● Request:
Return all lines below containing the word "Araporã".
• • • • •
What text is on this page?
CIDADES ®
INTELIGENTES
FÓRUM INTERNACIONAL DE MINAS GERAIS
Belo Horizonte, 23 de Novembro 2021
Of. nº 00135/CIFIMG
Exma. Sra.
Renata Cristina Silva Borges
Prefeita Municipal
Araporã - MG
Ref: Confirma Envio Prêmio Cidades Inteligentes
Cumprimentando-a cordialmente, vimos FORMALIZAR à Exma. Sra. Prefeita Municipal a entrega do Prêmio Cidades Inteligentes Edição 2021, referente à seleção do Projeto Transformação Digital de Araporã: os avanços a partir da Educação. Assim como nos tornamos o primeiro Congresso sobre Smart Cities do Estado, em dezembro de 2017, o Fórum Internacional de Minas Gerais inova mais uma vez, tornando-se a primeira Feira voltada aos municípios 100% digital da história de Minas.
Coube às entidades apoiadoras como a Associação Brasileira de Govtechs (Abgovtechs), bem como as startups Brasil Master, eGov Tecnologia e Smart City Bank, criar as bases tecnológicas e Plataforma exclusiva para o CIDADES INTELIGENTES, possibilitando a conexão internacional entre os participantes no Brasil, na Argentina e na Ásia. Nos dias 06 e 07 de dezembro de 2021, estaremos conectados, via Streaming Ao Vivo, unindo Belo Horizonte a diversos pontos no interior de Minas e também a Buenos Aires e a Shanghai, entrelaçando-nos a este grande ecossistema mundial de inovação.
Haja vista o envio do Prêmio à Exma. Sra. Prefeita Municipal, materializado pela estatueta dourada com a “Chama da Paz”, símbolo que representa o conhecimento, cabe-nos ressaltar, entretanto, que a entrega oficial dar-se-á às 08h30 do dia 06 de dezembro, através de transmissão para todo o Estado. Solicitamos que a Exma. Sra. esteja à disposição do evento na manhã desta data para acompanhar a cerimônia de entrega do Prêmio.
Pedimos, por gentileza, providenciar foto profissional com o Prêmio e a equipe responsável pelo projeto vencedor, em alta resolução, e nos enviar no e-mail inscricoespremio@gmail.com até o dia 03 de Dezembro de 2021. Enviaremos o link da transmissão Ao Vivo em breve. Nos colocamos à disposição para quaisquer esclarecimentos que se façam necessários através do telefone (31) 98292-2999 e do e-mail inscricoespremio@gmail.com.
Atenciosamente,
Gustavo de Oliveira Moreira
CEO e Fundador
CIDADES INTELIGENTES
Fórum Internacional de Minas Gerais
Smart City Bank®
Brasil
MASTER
• • • • •
● Task response:
Araporã - MG
Cumprimentando-a cordialmente, vimos FORMALIZAR à Exma. Sra. Prefeita Municipal a entrega do Prêmio Cidades Inteligentes Edição 2021, referente à seleção do Projeto Transformação Digital de Araporã: os avanços a partir da Educação. Assim como nos tornamos o primeiro Congresso sobre Smart Cities do Estado, em dezembro de 2017, o Fórum Internacional de Minas Gerais inova mais uma vez, tornando-se a primeira Feira voltada aos municípios 100% digital da história de Minas.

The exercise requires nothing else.